■ What is expected
Your answer should consist of the lines in the listing that hold "into".

■ Extracted data
┄┄┄┄┄┄┄┄┄┄┄┄┄┄┄┄┄┄┄┄
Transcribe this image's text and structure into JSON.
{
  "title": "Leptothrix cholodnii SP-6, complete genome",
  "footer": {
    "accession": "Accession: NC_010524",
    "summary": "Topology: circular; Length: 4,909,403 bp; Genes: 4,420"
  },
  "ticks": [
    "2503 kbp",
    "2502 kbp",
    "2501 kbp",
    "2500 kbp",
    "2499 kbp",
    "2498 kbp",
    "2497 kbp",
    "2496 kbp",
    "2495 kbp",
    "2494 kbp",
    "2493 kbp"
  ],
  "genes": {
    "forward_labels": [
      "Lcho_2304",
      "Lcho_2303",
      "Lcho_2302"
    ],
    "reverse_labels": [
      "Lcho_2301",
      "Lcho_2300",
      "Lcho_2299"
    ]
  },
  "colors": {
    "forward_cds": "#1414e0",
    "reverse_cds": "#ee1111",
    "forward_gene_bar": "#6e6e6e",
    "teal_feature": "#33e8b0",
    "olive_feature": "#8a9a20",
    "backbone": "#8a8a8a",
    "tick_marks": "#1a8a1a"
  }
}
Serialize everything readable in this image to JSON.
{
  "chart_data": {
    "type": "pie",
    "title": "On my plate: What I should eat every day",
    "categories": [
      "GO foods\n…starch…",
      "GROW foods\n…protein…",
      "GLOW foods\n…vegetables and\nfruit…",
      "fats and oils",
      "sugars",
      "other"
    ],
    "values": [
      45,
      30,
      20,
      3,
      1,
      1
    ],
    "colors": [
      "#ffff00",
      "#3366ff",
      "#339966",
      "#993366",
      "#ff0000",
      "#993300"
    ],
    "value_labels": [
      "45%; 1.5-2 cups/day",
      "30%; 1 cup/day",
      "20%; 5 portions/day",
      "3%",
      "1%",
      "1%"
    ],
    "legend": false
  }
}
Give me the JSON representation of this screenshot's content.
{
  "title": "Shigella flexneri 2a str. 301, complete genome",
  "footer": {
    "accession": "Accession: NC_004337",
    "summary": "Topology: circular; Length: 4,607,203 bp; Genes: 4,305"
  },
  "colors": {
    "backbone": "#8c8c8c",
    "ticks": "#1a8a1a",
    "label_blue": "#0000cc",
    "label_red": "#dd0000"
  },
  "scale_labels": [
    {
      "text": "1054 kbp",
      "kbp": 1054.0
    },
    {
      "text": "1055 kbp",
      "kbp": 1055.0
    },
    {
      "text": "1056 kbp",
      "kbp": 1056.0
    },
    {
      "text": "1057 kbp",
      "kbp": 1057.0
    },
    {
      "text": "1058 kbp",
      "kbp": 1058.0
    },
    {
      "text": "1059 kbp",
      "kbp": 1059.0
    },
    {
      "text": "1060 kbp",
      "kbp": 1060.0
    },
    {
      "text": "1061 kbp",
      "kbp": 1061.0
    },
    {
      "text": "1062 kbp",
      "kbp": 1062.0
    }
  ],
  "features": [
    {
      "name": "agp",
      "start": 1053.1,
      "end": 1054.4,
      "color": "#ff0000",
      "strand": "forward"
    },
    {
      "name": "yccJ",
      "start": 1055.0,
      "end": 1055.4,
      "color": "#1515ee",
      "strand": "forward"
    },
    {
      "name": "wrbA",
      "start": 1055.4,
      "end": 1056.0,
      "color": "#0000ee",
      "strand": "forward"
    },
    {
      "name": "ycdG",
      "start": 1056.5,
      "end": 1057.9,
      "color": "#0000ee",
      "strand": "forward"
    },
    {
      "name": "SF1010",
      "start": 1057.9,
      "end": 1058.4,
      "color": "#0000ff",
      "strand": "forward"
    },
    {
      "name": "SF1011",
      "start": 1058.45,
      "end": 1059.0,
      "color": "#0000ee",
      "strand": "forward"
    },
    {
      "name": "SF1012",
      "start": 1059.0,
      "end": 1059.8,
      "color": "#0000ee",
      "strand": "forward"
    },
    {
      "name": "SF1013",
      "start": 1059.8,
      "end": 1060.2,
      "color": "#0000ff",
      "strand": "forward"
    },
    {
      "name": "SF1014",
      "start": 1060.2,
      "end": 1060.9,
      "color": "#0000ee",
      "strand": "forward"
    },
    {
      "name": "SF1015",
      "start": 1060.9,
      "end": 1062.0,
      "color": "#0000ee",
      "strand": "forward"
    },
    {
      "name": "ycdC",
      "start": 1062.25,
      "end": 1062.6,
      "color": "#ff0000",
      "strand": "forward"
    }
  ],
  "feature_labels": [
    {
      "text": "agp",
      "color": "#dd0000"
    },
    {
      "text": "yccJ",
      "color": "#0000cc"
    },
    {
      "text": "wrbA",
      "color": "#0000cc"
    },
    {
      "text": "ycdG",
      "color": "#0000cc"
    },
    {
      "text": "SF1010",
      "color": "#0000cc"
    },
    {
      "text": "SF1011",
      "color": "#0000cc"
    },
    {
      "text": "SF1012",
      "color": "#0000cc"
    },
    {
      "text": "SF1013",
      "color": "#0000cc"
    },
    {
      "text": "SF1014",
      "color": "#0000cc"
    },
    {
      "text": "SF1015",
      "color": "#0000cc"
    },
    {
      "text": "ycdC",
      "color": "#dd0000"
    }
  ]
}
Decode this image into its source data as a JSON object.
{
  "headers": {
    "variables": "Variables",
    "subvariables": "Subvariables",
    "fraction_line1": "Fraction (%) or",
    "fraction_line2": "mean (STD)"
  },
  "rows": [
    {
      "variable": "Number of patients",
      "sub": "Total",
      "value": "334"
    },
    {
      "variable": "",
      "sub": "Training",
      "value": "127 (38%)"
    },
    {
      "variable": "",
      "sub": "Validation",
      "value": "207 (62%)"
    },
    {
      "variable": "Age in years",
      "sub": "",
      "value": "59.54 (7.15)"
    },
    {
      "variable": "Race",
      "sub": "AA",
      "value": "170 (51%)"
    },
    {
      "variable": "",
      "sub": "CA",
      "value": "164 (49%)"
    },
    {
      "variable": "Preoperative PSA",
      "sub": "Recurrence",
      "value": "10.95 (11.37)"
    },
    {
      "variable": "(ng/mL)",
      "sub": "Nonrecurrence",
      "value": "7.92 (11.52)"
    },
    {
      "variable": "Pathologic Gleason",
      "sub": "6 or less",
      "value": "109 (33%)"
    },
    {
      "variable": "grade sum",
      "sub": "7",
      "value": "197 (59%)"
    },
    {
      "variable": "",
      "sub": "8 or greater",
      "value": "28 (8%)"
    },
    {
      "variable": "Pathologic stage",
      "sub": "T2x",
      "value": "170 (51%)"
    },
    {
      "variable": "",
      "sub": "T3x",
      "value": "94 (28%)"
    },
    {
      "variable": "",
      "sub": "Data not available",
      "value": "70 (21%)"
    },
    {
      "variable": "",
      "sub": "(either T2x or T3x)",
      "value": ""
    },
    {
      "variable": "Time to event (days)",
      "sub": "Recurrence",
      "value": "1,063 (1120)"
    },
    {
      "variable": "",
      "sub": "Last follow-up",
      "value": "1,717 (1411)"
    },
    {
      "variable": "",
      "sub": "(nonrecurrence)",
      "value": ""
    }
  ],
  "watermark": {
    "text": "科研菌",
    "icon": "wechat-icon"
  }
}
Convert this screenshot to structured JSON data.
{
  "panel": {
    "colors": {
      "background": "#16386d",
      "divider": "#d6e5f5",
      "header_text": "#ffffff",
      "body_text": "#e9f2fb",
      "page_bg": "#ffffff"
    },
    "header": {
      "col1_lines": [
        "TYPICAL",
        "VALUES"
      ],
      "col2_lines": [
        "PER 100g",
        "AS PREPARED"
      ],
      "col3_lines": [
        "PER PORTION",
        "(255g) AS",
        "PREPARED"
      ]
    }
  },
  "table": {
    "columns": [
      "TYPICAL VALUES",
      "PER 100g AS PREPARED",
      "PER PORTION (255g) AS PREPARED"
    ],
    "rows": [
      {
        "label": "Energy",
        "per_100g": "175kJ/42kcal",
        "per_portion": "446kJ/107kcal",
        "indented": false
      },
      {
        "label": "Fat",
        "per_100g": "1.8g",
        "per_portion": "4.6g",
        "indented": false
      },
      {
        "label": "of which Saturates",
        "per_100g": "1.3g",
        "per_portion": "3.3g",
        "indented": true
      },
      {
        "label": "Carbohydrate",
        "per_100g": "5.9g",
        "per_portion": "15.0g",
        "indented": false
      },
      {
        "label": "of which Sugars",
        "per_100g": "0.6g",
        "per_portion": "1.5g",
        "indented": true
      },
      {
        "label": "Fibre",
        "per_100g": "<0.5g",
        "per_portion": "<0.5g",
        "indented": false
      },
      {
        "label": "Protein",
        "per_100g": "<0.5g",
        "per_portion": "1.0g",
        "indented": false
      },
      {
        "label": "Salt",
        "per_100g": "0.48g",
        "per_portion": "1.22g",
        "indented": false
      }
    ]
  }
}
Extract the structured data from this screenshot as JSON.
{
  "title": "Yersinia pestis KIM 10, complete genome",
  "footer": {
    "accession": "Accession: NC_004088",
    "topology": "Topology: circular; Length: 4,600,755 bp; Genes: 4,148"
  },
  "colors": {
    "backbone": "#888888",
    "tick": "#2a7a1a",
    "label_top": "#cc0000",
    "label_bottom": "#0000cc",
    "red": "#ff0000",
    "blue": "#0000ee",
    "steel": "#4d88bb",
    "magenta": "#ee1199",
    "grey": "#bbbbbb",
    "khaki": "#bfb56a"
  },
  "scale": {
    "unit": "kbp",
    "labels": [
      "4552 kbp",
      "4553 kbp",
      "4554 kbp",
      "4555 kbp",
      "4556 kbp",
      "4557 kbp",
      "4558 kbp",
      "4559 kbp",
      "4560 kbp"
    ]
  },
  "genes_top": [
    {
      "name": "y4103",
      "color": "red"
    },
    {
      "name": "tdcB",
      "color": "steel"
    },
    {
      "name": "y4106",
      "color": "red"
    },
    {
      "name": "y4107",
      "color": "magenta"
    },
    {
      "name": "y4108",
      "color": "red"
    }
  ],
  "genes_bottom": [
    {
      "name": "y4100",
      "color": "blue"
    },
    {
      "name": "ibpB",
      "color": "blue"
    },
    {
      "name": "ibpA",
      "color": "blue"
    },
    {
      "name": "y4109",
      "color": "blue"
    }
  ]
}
┄┄┄┄┄┄┄┄┄┄┄┄┄┄┄┄┄┄┄┄
■ Task result
Transcribe this image's text and structure into JSON.
Decode this image into its source data as a JSON object.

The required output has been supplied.